-- start DATA LISTING --

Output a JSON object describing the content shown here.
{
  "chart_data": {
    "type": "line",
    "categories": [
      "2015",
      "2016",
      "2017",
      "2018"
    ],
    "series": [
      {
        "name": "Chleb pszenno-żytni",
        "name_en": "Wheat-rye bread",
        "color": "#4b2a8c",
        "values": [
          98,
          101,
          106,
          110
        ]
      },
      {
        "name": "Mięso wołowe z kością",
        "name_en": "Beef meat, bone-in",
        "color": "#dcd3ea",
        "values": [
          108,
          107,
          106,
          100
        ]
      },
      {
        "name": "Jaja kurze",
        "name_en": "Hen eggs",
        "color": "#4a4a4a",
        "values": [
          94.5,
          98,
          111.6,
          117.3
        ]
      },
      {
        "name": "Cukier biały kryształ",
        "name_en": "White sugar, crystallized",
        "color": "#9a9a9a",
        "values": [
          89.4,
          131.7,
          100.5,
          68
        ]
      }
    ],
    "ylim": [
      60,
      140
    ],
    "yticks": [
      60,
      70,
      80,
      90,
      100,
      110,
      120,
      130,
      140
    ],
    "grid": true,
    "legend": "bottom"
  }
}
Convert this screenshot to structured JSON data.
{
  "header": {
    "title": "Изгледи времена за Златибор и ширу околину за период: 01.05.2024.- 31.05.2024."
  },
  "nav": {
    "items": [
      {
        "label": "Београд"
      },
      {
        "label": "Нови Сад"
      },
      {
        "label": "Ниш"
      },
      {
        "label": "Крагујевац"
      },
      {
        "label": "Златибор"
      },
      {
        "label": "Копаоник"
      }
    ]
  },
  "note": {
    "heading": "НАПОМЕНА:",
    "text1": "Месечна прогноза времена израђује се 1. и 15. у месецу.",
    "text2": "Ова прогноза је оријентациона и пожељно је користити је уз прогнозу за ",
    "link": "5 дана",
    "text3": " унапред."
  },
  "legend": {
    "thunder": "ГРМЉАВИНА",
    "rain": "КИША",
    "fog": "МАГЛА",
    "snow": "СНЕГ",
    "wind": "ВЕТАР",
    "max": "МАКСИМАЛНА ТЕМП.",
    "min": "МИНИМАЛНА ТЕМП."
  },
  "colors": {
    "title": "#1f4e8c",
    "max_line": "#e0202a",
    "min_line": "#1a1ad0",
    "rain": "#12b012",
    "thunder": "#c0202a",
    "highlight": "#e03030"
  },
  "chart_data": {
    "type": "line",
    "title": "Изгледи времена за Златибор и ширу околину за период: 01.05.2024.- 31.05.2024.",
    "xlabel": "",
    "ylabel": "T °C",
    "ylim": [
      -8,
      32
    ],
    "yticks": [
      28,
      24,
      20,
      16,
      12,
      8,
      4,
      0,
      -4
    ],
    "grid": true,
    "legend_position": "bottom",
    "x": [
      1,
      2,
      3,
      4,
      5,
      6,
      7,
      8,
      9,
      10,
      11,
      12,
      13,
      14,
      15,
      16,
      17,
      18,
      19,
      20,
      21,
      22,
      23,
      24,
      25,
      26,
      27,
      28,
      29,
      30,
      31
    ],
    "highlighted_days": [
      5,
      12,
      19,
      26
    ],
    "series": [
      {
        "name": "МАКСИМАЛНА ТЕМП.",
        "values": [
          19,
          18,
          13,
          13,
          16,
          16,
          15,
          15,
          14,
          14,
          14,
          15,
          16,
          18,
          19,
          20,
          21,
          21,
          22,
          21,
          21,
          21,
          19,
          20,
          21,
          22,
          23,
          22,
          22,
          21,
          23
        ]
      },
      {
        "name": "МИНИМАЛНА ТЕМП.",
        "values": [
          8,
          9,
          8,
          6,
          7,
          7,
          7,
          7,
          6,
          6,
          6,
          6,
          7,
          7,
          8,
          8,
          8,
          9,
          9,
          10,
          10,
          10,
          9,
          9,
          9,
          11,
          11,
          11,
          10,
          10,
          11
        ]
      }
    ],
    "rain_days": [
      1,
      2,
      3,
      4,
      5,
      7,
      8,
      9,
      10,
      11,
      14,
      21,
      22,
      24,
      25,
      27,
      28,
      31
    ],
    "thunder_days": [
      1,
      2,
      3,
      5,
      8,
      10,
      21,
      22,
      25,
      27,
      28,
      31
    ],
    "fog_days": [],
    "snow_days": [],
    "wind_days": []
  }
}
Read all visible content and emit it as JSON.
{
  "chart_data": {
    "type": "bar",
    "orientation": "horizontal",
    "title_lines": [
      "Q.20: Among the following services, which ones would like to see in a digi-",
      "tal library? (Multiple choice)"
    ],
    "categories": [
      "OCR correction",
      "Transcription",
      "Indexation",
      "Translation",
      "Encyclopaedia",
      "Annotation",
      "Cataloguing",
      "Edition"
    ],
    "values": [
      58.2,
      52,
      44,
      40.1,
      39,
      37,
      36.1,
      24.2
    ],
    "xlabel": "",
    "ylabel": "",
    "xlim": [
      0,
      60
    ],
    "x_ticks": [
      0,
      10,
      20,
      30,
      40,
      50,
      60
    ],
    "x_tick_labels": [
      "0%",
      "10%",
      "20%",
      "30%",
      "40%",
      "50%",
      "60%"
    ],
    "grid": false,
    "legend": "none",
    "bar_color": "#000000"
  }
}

-- end DATA LISTING --

» WRITTEN INSTRUCTION
Write out all the records above again, exactly as they stand.

» REPLY
Output a JSON object describing the content shown here.
{
  "chart_data": {
    "type": "line",
    "categories": [
      "2015",
      "2016",
      "2017",
      "2018"
    ],
    "series": [
      {
        "name": "Chleb pszenno-żytni",
        "name_en": "Wheat-rye bread",
        "color": "#4b2a8c",
        "values": [
          98,
          101,
          106,
          110
        ]
      },
      {
        "name": "Mięso wołowe z kością",
        "name_en": "Beef meat, bone-in",
        "color": "#dcd3ea",
        "values": [
          108,
          107,
          106,
          100
        ]
      },
      {
        "name": "Jaja kurze",
        "name_en": "Hen eggs",
        "color": "#4a4a4a",
        "values": [
          94.5,
          98,
          111.6,
          117.3
        ]
      },
      {
        "name": "Cukier biały kryształ",
        "name_en": "White sugar, crystallized",
        "color": "#9a9a9a",
        "values": [
          89.4,
          131.7,
          100.5,
          68
        ]
      }
    ],
    "ylim": [
      60,
      140
    ],
    "yticks": [
      60,
      70,
      80,
      90,
      100,
      110,
      120,
      130,
      140
    ],
    "grid": true,
    "legend": "bottom"
  }
}
Convert this screenshot to structured JSON data.
{
  "header": {
    "title": "Изгледи времена за Златибор и ширу околину за период: 01.05.2024.- 31.05.2024."
  },
  "nav": {
    "items": [
      {
        "label": "Београд"
      },
      {
        "label": "Нови Сад"
      },
      {
        "label": "Ниш"
      },
      {
        "label": "Крагујевац"
      },
      {
        "label": "Златибор"
      },
      {
        "label": "Копаоник"
      }
    ]
  },
  "note": {
    "heading": "НАПОМЕНА:",
    "text1": "Месечна прогноза времена израђује се 1. и 15. у месецу.",
    "text2": "Ова прогноза је оријентациона и пожељно је користити је уз прогнозу за ",
    "link": "5 дана",
    "text3": " унапред."
  },
  "legend": {
    "thunder": "ГРМЉАВИНА",
    "rain": "КИША",
    "fog": "МАГЛА",
    "snow": "СНЕГ",
    "wind": "ВЕТАР",
    "max": "МАКСИМАЛНА ТЕМП.",
    "min": "МИНИМАЛНА ТЕМП."
  },
  "colors": {
    "title": "#1f4e8c",
    "max_line": "#e0202a",
    "min_line": "#1a1ad0",
    "rain": "#12b012",
    "thunder": "#c0202a",
    "highlight": "#e03030"
  },
  "chart_data": {
    "type": "line",
    "title": "Изгледи времена за Златибор и ширу околину за период: 01.05.2024.- 31.05.2024.",
    "xlabel": "",
    "ylabel": "T °C",
    "ylim": [
      -8,
      32
    ],
    "yticks": [
      28,
      24,
      20,
      16,
      12,
      8,
      4,
      0,
      -4
    ],
    "grid": true,
    "legend_position": "bottom",
    "x": [
      1,
      2,
      3,
      4,
      5,
      6,
      7,
      8,
      9,
      10,
      11,
      12,
      13,
      14,
      15,
      16,
      17,
      18,
      19,
      20,
      21,
      22,
      23,
      24,
      25,
      26,
      27,
      28,
      29,
      30,
      31
    ],
    "highlighted_days": [
      5,
      12,
      19,
      26
    ],
    "series": [
      {
        "name": "МАКСИМАЛНА ТЕМП.",
        "values": [
          19,
          18,
          13,
          13,
          16,
          16,
          15,
          15,
          14,
          14,
          14,
          15,
          16,
          18,
          19,
          20,
          21,
          21,
          22,
          21,
          21,
          21,
          19,
          20,
          21,
          22,
          23,
          22,
          22,
          21,
          23
        ]
      },
      {
        "name": "МИНИМАЛНА ТЕМП.",
        "values": [
          8,
          9,
          8,
          6,
          7,
          7,
          7,
          7,
          6,
          6,
          6,
          6,
          7,
          7,
          8,
          8,
          8,
          9,
          9,
          10,
          10,
          10,
          9,
          9,
          9,
          11,
          11,
          11,
          10,
          10,
          11
        ]
      }
    ],
    "rain_days": [
      1,
      2,
      3,
      4,
      5,
      7,
      8,
      9,
      10,
      11,
      14,
      21,
      22,
      24,
      25,
      27,
      28,
      31
    ],
    "thunder_days": [
      1,
      2,
      3,
      5,
      8,
      10,
      21,
      22,
      25,
      27,
      28,
      31
    ],
    "fog_days": [],
    "snow_days": [],
    "wind_days": []
  }
}
Read all visible content and emit it as JSON.
{
  "chart_data": {
    "type": "bar",
    "orientation": "horizontal",
    "title_lines": [
      "Q.20: Among the following services, which ones would like to see in a digi-",
      "tal library? (Multiple choice)"
    ],
    "categories": [
      "OCR correction",
      "Transcription",
      "Indexation",
      "Translation",
      "Encyclopaedia",
      "Annotation",
      "Cataloguing",
      "Edition"
    ],
    "values": [
      58.2,
      52,
      44,
      40.1,
      39,
      37,
      36.1,
      24.2
    ],
    "xlabel": "",
    "ylabel": "",
    "xlim": [
      0,
      60
    ],
    "x_ticks": [
      0,
      10,
      20,
      30,
      40,
      50,
      60
    ],
    "x_tick_labels": [
      "0%",
      "10%",
      "20%",
      "30%",
      "40%",
      "50%",
      "60%"
    ],
    "grid": false,
    "legend": "none",
    "bar_color": "#000000"
  }
}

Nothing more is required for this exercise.